◆ GIVEN INFORMATION
-.-.-
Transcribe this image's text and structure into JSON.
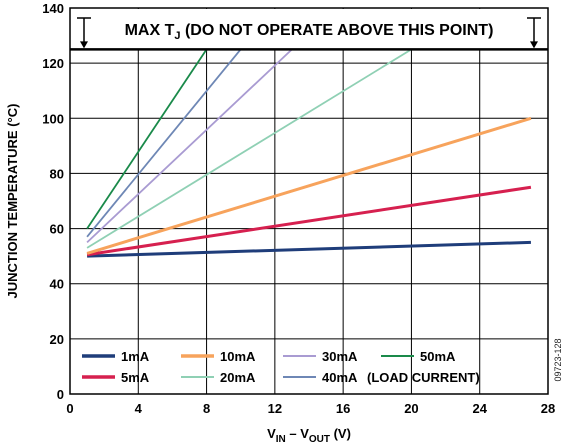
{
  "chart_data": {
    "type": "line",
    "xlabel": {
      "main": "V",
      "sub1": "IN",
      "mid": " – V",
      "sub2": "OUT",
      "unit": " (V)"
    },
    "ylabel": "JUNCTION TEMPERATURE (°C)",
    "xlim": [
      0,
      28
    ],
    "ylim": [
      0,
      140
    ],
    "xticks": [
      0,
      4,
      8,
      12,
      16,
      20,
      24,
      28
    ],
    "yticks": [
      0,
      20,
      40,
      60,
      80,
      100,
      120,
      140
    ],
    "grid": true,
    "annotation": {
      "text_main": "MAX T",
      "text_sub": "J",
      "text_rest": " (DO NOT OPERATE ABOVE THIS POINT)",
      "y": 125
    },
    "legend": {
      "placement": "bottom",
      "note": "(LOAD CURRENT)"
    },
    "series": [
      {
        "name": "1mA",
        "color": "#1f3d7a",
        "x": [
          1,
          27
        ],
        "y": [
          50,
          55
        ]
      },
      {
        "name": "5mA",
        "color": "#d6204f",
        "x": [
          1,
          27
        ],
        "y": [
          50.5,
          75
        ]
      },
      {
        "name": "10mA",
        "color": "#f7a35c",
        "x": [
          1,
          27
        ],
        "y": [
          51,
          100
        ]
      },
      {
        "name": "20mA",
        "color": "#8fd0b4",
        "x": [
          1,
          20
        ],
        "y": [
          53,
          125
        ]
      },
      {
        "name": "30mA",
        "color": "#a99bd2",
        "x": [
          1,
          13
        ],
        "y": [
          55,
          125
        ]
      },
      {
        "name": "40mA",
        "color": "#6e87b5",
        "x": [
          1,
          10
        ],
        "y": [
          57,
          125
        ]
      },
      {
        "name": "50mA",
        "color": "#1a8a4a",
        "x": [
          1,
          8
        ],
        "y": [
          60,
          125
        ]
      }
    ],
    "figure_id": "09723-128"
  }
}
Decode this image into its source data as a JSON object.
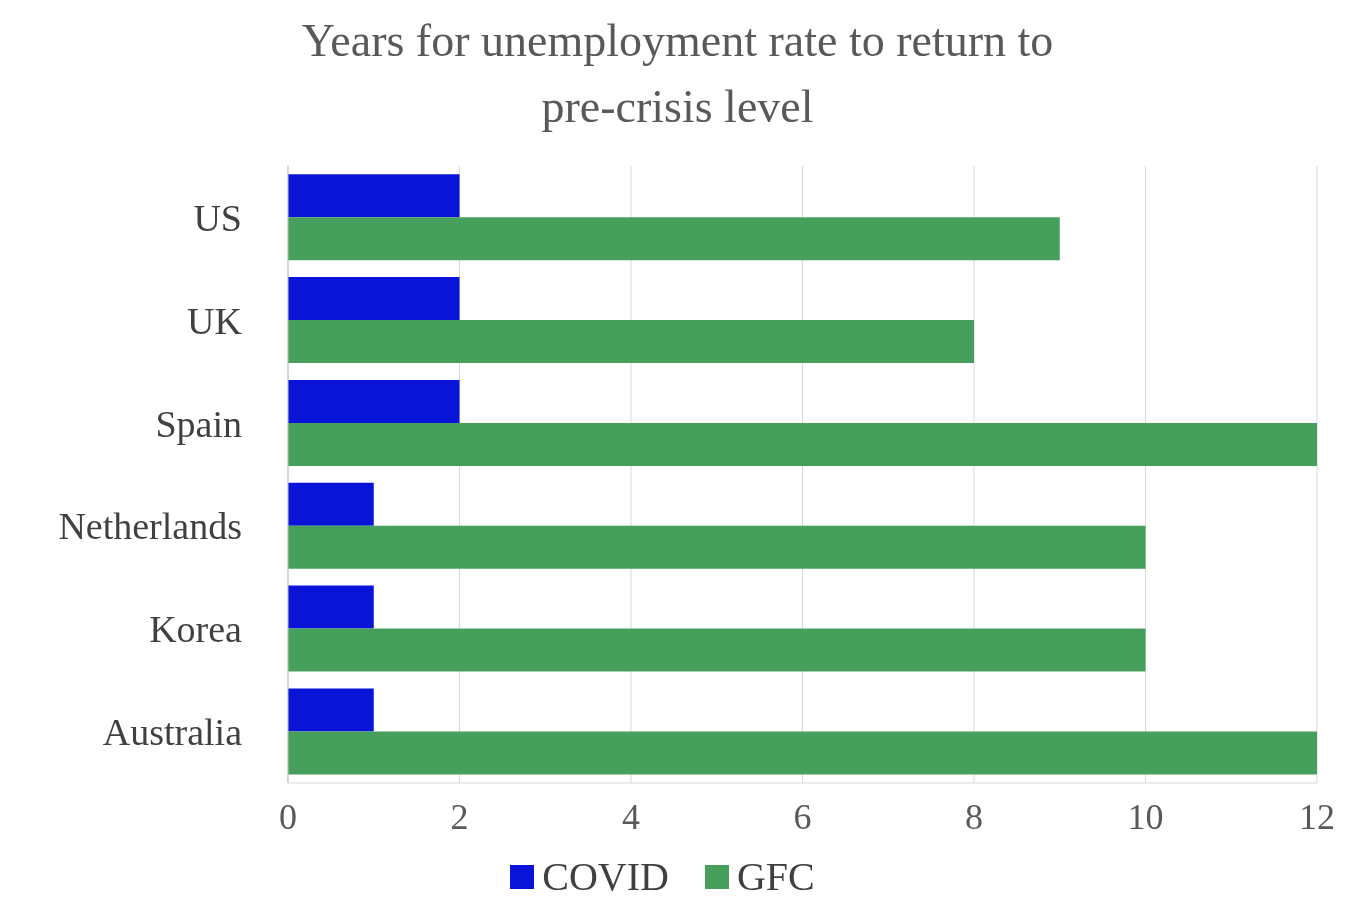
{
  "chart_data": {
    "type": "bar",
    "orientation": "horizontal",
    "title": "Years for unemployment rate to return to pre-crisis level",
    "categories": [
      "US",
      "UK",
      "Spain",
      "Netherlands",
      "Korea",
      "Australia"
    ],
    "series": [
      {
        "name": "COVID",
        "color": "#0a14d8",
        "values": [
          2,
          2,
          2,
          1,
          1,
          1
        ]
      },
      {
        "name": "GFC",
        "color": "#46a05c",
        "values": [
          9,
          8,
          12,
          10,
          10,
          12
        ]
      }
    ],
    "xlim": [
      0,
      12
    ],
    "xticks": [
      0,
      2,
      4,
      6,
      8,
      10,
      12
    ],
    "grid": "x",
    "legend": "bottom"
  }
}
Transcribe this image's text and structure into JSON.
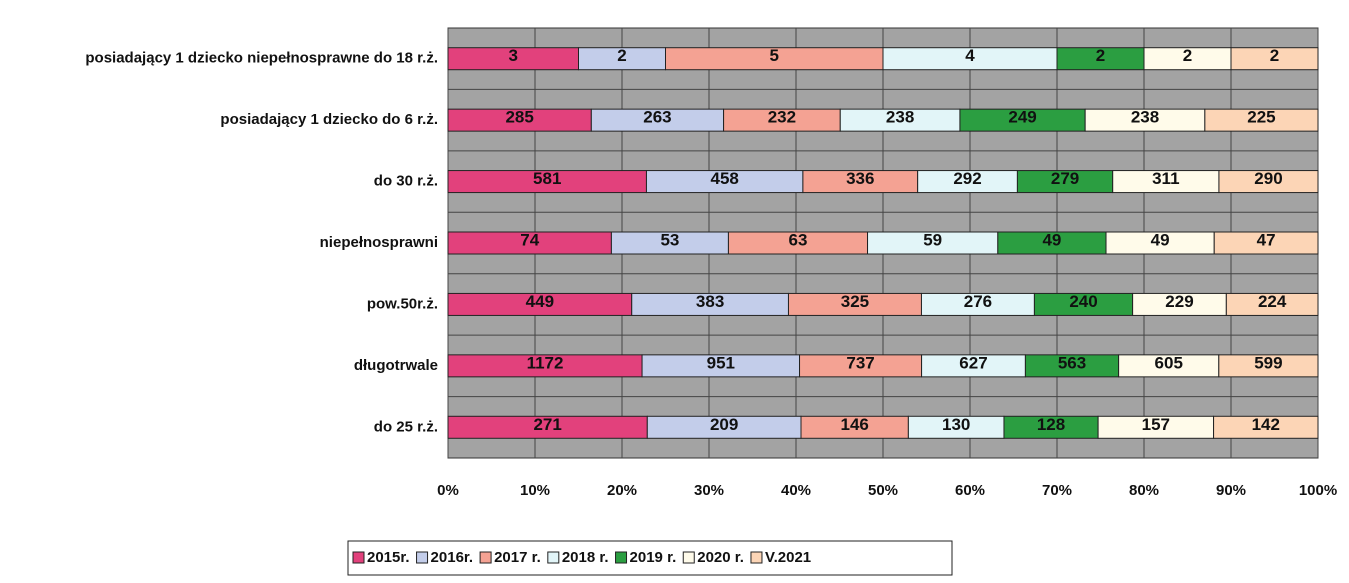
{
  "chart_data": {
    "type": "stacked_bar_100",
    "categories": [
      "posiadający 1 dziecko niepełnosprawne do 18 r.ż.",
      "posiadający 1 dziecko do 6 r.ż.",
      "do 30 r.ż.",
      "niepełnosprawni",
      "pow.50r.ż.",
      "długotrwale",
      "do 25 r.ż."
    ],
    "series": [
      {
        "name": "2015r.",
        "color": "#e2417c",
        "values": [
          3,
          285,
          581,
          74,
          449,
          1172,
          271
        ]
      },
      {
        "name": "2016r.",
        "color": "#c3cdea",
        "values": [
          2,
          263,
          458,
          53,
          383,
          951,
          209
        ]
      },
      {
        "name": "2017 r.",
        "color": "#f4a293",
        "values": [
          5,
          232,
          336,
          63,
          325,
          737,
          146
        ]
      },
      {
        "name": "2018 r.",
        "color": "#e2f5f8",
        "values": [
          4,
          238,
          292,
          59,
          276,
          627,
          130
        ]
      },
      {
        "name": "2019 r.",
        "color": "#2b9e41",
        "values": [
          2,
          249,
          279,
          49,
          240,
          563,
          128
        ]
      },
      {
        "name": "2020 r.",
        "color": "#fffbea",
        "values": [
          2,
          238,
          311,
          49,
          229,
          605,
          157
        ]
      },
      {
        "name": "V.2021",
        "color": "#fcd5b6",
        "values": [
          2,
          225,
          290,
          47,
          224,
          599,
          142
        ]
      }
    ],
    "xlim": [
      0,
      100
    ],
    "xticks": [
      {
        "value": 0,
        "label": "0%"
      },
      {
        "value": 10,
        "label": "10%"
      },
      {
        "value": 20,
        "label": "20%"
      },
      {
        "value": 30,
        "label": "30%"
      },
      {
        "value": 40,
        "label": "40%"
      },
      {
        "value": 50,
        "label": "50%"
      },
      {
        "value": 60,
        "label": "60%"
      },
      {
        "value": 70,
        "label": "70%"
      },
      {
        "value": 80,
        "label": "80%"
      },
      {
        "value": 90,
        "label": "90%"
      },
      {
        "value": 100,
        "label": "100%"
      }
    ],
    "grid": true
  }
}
-.-.-
◆ REQUIRED TASK
Repeat the data in full and exactly. Omit pictures.

◆ THE OUTPUT
Transcribe this image's text and structure into JSON.
{
  "chart_data": {
    "type": "line",
    "xlabel": {
      "main": "V",
      "sub1": "IN",
      "mid": " – V",
      "sub2": "OUT",
      "unit": " (V)"
    },
    "ylabel": "JUNCTION TEMPERATURE (°C)",
    "xlim": [
      0,
      28
    ],
    "ylim": [
      0,
      140
    ],
    "xticks": [
      0,
      4,
      8,
      12,
      16,
      20,
      24,
      28
    ],
    "yticks": [
      0,
      20,
      40,
      60,
      80,
      100,
      120,
      140
    ],
    "grid": true,
    "annotation": {
      "text_main": "MAX T",
      "text_sub": "J",
      "text_rest": " (DO NOT OPERATE ABOVE THIS POINT)",
      "y": 125
    },
    "legend": {
      "placement": "bottom",
      "note": "(LOAD CURRENT)"
    },
    "series": [
      {
        "name": "1mA",
        "color": "#1f3d7a",
        "x": [
          1,
          27
        ],
        "y": [
          50,
          55
        ]
      },
      {
        "name": "5mA",
        "color": "#d6204f",
        "x": [
          1,
          27
        ],
        "y": [
          50.5,
          75
        ]
      },
      {
        "name": "10mA",
        "color": "#f7a35c",
        "x": [
          1,
          27
        ],
        "y": [
          51,
          100
        ]
      },
      {
        "name": "20mA",
        "color": "#8fd0b4",
        "x": [
          1,
          20
        ],
        "y": [
          53,
          125
        ]
      },
      {
        "name": "30mA",
        "color": "#a99bd2",
        "x": [
          1,
          13
        ],
        "y": [
          55,
          125
        ]
      },
      {
        "name": "40mA",
        "color": "#6e87b5",
        "x": [
          1,
          10
        ],
        "y": [
          57,
          125
        ]
      },
      {
        "name": "50mA",
        "color": "#1a8a4a",
        "x": [
          1,
          8
        ],
        "y": [
          60,
          125
        ]
      }
    ],
    "figure_id": "09723-128"
  }
}
Decode this image into its source data as a JSON object.
{
  "chart_data": {
    "type": "bar",
    "orientation": "horizontal",
    "title": "Years for unemployment rate to return to pre-crisis level",
    "categories": [
      "US",
      "UK",
      "Spain",
      "Netherlands",
      "Korea",
      "Australia"
    ],
    "series": [
      {
        "name": "COVID",
        "color": "#0a14d8",
        "values": [
          2,
          2,
          2,
          1,
          1,
          1
        ]
      },
      {
        "name": "GFC",
        "color": "#46a05c",
        "values": [
          9,
          8,
          12,
          10,
          10,
          12
        ]
      }
    ],
    "xlim": [
      0,
      12
    ],
    "xticks": [
      0,
      2,
      4,
      6,
      8,
      10,
      12
    ],
    "grid": "x",
    "legend": "bottom"
  }
}
Transcribe this image's text and structure into JSON.
{
  "chart_data": {
    "type": "stacked_bar_100",
    "categories": [
      "posiadający 1 dziecko niepełnosprawne do 18 r.ż.",
      "posiadający 1 dziecko do 6 r.ż.",
      "do 30 r.ż.",
      "niepełnosprawni",
      "pow.50r.ż.",
      "długotrwale",
      "do 25 r.ż."
    ],
    "series": [
      {
        "name": "2015r.",
        "color": "#e2417c",
        "values": [
          3,
          285,
          581,
          74,
          449,
          1172,
          271
        ]
      },
      {
        "name": "2016r.",
        "color": "#c3cdea",
        "values": [
          2,
          263,
          458,
          53,
          383,
          951,
          209
        ]
      },
      {
        "name": "2017 r.",
        "color": "#f4a293",
        "values": [
          5,
          232,
          336,
          63,
          325,
          737,
          146
        ]
      },
      {
        "name": "2018 r.",
        "color": "#e2f5f8",
        "values": [
          4,
          238,
          292,
          59,
          276,
          627,
          130
        ]
      },
      {
        "name": "2019 r.",
        "color": "#2b9e41",
        "values": [
          2,
          249,
          279,
          49,
          240,
          563,
          128
        ]
      },
      {
        "name": "2020 r.",
        "color": "#fffbea",
        "values": [
          2,
          238,
          311,
          49,
          229,
          605,
          157
        ]
      },
      {
        "name": "V.2021",
        "color": "#fcd5b6",
        "values": [
          2,
          225,
          290,
          47,
          224,
          599,
          142
        ]
      }
    ],
    "xlim": [
      0,
      100
    ],
    "xticks": [
      {
        "value": 0,
        "label": "0%"
      },
      {
        "value": 10,
        "label": "10%"
      },
      {
        "value": 20,
        "label": "20%"
      },
      {
        "value": 30,
        "label": "30%"
      },
      {
        "value": 40,
        "label": "40%"
      },
      {
        "value": 50,
        "label": "50%"
      },
      {
        "value": 60,
        "label": "60%"
      },
      {
        "value": 70,
        "label": "70%"
      },
      {
        "value": 80,
        "label": "80%"
      },
      {
        "value": 90,
        "label": "90%"
      },
      {
        "value": 100,
        "label": "100%"
      }
    ],
    "grid": true
  }
}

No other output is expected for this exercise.